| Provided records |
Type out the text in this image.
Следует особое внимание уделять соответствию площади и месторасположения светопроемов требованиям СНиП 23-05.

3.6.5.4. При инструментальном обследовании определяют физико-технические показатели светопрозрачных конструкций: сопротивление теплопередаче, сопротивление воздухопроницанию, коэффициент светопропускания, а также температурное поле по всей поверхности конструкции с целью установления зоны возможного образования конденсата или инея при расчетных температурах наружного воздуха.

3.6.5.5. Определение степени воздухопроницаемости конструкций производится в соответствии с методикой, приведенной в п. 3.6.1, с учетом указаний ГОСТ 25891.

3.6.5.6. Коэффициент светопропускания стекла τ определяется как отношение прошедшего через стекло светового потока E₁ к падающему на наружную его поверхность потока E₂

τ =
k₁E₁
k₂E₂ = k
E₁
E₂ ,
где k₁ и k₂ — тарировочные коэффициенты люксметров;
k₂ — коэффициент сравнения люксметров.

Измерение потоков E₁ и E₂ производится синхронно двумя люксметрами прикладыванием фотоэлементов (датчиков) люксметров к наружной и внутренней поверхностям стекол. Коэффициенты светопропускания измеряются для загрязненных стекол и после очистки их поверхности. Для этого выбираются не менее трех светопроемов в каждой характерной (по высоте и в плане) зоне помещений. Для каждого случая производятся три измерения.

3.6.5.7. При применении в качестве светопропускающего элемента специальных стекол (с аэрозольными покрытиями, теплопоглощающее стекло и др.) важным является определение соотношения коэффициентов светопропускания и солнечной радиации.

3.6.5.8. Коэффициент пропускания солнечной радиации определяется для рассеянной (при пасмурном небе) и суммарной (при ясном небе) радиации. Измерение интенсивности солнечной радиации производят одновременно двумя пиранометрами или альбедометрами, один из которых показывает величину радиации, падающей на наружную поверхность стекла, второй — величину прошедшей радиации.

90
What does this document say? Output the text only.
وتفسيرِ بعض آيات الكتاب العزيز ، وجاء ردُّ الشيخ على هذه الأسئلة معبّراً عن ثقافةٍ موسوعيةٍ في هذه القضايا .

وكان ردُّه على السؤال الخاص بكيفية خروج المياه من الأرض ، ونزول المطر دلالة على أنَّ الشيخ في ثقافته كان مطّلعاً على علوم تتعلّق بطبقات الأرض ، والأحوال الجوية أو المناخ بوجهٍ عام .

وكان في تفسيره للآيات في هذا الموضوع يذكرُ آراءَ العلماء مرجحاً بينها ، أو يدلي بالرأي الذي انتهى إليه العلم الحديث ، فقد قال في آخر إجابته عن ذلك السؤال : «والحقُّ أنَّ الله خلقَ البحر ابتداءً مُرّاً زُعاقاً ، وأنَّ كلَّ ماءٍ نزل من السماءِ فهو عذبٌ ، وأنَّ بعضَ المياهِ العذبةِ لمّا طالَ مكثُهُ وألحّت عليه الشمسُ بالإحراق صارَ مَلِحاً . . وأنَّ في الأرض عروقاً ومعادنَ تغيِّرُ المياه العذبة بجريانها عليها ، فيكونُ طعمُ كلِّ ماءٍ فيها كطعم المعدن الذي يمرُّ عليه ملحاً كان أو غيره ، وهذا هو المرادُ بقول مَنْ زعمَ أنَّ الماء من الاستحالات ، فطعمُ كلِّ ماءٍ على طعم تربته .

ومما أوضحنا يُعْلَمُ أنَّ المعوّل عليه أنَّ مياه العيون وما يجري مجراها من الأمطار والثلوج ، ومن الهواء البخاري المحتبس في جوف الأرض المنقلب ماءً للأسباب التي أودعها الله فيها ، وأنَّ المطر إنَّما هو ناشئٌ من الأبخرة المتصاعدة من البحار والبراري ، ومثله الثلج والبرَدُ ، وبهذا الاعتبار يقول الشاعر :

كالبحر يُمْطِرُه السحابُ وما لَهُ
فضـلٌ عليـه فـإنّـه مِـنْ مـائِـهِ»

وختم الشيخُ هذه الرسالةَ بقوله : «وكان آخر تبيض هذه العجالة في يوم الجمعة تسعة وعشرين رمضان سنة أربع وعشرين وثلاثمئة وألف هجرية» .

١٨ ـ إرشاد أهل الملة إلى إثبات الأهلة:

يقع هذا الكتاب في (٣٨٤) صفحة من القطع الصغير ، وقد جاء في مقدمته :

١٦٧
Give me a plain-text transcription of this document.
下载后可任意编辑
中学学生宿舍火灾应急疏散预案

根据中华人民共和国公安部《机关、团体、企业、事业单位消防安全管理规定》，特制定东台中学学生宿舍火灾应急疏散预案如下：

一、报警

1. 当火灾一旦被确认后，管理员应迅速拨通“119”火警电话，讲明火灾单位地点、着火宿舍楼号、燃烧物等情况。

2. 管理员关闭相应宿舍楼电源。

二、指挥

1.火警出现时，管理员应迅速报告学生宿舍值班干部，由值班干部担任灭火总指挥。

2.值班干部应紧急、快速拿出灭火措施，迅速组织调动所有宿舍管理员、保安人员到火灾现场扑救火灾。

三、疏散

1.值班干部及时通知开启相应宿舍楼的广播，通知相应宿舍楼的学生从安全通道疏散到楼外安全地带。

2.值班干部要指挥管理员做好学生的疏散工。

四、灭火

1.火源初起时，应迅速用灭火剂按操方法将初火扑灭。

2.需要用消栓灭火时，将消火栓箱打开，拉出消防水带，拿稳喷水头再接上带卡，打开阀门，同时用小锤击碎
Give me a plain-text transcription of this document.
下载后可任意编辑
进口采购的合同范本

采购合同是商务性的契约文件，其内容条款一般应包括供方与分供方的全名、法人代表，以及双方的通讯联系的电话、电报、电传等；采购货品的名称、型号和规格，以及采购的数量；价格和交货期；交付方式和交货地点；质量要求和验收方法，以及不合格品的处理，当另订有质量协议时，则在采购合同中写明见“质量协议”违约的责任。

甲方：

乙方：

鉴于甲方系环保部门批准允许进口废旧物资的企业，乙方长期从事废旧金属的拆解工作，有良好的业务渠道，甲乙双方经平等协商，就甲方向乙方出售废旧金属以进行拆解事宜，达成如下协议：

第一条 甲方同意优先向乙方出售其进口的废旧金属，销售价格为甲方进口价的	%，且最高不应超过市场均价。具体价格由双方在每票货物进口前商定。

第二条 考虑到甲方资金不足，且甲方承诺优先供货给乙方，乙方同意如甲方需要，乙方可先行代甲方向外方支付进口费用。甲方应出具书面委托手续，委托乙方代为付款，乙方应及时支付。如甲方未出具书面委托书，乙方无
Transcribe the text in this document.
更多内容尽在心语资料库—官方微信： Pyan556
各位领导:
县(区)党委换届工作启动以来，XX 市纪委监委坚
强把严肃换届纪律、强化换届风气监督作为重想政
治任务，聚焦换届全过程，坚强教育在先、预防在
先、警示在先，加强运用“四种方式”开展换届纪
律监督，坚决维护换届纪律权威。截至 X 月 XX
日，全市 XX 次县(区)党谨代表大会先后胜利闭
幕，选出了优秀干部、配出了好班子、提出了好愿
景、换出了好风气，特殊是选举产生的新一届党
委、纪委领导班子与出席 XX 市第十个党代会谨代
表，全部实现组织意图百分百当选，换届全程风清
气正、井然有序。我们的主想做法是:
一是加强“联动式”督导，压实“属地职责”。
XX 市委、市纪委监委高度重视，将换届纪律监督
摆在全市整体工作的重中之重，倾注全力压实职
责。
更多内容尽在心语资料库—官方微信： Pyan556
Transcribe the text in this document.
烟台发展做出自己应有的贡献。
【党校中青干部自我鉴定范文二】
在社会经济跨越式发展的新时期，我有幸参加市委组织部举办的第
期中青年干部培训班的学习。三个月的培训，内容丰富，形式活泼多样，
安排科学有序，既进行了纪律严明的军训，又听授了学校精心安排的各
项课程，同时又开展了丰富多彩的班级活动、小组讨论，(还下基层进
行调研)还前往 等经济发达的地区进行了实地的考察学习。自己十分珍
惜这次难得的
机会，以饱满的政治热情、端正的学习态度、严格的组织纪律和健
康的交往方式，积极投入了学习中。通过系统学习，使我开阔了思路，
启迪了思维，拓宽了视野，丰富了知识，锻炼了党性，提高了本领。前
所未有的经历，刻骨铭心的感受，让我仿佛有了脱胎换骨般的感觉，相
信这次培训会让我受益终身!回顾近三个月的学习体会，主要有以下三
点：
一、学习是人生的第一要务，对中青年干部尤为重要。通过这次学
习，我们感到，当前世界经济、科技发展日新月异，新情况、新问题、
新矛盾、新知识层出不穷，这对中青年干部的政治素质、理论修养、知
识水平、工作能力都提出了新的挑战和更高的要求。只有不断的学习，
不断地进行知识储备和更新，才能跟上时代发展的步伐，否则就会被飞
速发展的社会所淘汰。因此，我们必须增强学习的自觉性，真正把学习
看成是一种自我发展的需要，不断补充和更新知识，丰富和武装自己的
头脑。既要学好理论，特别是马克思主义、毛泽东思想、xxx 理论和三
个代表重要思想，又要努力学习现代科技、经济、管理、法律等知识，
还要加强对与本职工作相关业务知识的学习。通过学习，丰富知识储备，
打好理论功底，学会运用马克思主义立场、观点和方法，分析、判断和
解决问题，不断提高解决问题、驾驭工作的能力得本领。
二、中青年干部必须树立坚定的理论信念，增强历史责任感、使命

| Exercise task |
Copy all lines in the listing above where the string "радиации" appears.

| Expected output |
3.6.5.7. При применении в качестве светопропускающего элемента специальных стекол (с аэрозольными покрытиями, теплопоглощающее стекло и др.) важным является определение соотношения коэффициентов светопропускания и солнечной радиации.
3.6.5.8. Коэффициент пропускания солнечной радиации определяется для рассеянной (при пасмурном небе) и суммарной (при ясном небе) радиации. Измерение интенсивности солнечной радиации производят одновременно двумя пиранометрами или альбедометрами, один из которых показывает величину радиации, падающей на наружную поверхность стекла, второй — величину прошедшей радиации.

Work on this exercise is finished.